Stored records
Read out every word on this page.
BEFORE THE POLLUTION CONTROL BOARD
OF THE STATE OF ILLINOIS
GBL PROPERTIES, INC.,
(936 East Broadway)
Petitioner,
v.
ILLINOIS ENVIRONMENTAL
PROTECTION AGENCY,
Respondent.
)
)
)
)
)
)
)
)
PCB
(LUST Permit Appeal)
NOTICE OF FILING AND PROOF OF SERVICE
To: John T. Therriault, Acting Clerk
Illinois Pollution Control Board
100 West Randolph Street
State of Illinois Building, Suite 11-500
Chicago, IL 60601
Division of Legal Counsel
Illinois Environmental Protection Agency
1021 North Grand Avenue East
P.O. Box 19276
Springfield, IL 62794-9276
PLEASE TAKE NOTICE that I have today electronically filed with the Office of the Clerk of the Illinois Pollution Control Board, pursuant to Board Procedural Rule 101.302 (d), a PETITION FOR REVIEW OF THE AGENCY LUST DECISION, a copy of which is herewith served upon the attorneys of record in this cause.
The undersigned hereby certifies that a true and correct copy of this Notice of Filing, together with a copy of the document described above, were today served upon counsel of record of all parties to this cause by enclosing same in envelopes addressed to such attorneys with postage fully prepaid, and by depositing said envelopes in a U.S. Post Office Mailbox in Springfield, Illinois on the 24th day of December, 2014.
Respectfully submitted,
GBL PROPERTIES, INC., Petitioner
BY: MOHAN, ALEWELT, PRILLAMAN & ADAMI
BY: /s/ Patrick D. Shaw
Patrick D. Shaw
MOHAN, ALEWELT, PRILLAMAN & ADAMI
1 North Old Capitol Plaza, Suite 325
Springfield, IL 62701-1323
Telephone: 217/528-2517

▶ [Objective]: In the listing, find each line with the string "cause" and copy it.

▶ [Complete response]:
PLEASE TAKE NOTICE that I have today electronically filed with the Office of the Clerk of the Illinois Pollution Control Board, pursuant to Board Procedural Rule 101.302 (d), a PETITION FOR REVIEW OF THE AGENCY LUST DECISION, a copy of which is herewith served upon the attorneys of record in this cause.
The undersigned hereby certifies that a true and correct copy of this Notice of Filing, together with a copy of the document described above, were today served upon counsel of record of all parties to this cause by enclosing same in envelopes addressed to such attorneys with postage fully prepaid, and by depositing said envelopes in a U.S. Post Office Mailbox in Springfield, Illinois on the 24th day of December, 2014.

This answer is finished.